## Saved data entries
● ● ● ● ●

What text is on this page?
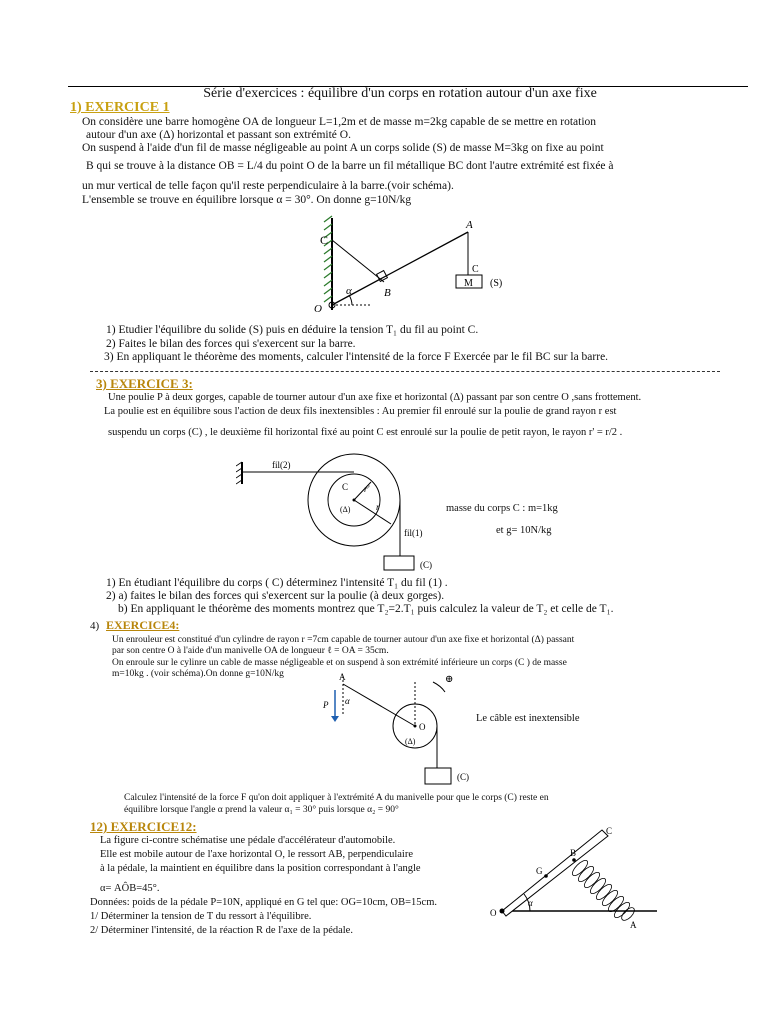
Série d'exercices : équilibre d'un corps en rotation autour d'un axe fixe
1) EXERCICE 1
On considère une barre homogène OA de longueur L=1,2m et de masse m=2kg capable de se mettre en rotation
autour d'un axe (Δ) horizontal et passant son extrémité O.
On suspend à l'aide d'un fil de masse négligeable au point A un corps solide (S) de masse M=3kg on fixe au point
B qui se trouve à la distance OB = L/4 du point O de la barre un fil métallique BC dont l'autre extrémité est fixée à
un mur vertical de telle façon qu'il reste perpendiculaire à la barre.(voir schéma).
L'ensemble se trouve en équilibre lorsque α = 30°. On donne g=10N/kg
C
A
B
O
α
C
M (S)
1) Etudier l'équilibre du solide (S) puis en déduire la tension T₁ du fil au point C.
2) Faites le bilan des forces qui s'exercent sur la barre.
3) En appliquant le théorème des moments, calculer l'intensité de la force F Exercée par le fil BC sur la barre.
3) EXERCICE 3:
Une poulie P à deux gorges, capable de tourner autour d'un axe fixe et horizontal (Δ) passant par son centre O ,sans frottement.
La poulie est en équilibre sous l'action de deux fils inextensibles : Au premier fil enroulé sur la poulie de grand rayon r est
suspendu un corps (C) , le deuxième fil horizontal fixé au point C est enroulé sur la poulie de petit rayon, le rayon r' = r/2 .
fil(2)
fil(1)
C r'
r
(Δ)
(C)
masse du corps C : m=1kg
et g= 10N/kg
1) En étudiant l'équilibre du corps ( C) déterminez l'intensité T₁ du fil (1) .
2) a) faites le bilan des forces qui s'exercent sur la poulie (à deux gorges).
b) En appliquant le théorème des moments montrez que T₂=2.T₁ puis calculez la valeur de T₂ et celle de T₁.
4) EXERCICE4:
Un enrouleur est constitué d'un cylindre de rayon r =7cm capable de tourner autour d'un axe fixe et horizontal (Δ) passant
par son centre O à l'aide d'un manivelle OA de longueur ℓ = OA = 35cm.
On enroule sur le cylinre un cable de masse négligeable et on suspend à son extrémité inférieure un corps (C ) de masse
m=10kg . (voir schéma).On donne g=10N/kg	A
P α
O
(Δ)
⊕
(C)
Le câble est inextensible
Calculez l'intensité de la force F qu'on doit appliquer à l'extrémité A du manivelle pour que le corps (C) reste en
équilibre lorsque l'angle α prend la valeur α₁ = 30° puis lorsque α₂ = 90°
12) EXERCICE12:
La figure ci-contre schématise une pédale d'accélérateur d'automobile.
Elle est mobile autour de l'axe horizontal O, le ressort AB, perpendiculaire
à la pédale, la maintient en équilibre dans la position correspondant à l'angle
α= AÔB=45°.
Données: poids de la pédale P=10N, appliqué en G tel que: OG=10cm, OB=15cm.
1/ Déterminer la tension de T du ressort à l'équilibre.
2/ Déterminer l'intensité, de la réaction R de l'axe de la pédale.
C
G
B
O
α
A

● ● ● ● ●

Make an exact copy of the data above, pictures excluded.

What text is on this page?
Série d'exercices : équilibre d'un corps en rotation autour d'un axe fixe
1) EXERCICE 1
On considère une barre homogène OA de longueur L=1,2m et de masse m=2kg capable de se mettre en rotation
autour d'un axe (Δ) horizontal et passant son extrémité O.
On suspend à l'aide d'un fil de masse négligeable au point A un corps solide (S) de masse M=3kg on fixe au point
B qui se trouve à la distance OB = L/4 du point O de la barre un fil métallique BC dont l'autre extrémité est fixée à
un mur vertical de telle façon qu'il reste perpendiculaire à la barre.(voir schéma).
L'ensemble se trouve en équilibre lorsque α = 30°. On donne g=10N/kg
C
A
B
O
α
C
M (S)
1) Etudier l'équilibre du solide (S) puis en déduire la tension T₁ du fil au point C.
2) Faites le bilan des forces qui s'exercent sur la barre.
3) En appliquant le théorème des moments, calculer l'intensité de la force F Exercée par le fil BC sur la barre.
3) EXERCICE 3:
Une poulie P à deux gorges, capable de tourner autour d'un axe fixe et horizontal (Δ) passant par son centre O ,sans frottement.
La poulie est en équilibre sous l'action de deux fils inextensibles : Au premier fil enroulé sur la poulie de grand rayon r est
suspendu un corps (C) , le deuxième fil horizontal fixé au point C est enroulé sur la poulie de petit rayon, le rayon r' = r/2 .
fil(2)
fil(1)
C r'
r
(Δ)
(C)
masse du corps C : m=1kg
et g= 10N/kg
1) En étudiant l'équilibre du corps ( C) déterminez l'intensité T₁ du fil (1) .
2) a) faites le bilan des forces qui s'exercent sur la poulie (à deux gorges).
b) En appliquant le théorème des moments montrez que T₂=2.T₁ puis calculez la valeur de T₂ et celle de T₁.
4) EXERCICE4:
Un enrouleur est constitué d'un cylindre de rayon r =7cm capable de tourner autour d'un axe fixe et horizontal (Δ) passant
par son centre O à l'aide d'un manivelle OA de longueur ℓ = OA = 35cm.
On enroule sur le cylinre un cable de masse négligeable et on suspend à son extrémité inférieure un corps (C ) de masse
m=10kg . (voir schéma).On donne g=10N/kg	A
P α
O
(Δ)
⊕
(C)
Le câble est inextensible
Calculez l'intensité de la force F qu'on doit appliquer à l'extrémité A du manivelle pour que le corps (C) reste en
équilibre lorsque l'angle α prend la valeur α₁ = 30° puis lorsque α₂ = 90°
12) EXERCICE12:
La figure ci-contre schématise une pédale d'accélérateur d'automobile.
Elle est mobile autour de l'axe horizontal O, le ressort AB, perpendiculaire
à la pédale, la maintient en équilibre dans la position correspondant à l'angle
α= AÔB=45°.
Données: poids de la pédale P=10N, appliqué en G tel que: OG=10cm, OB=15cm.
1/ Déterminer la tension de T du ressort à l'équilibre.
2/ Déterminer l'intensité, de la réaction R de l'axe de la pédale.
C
G
B
O
α
A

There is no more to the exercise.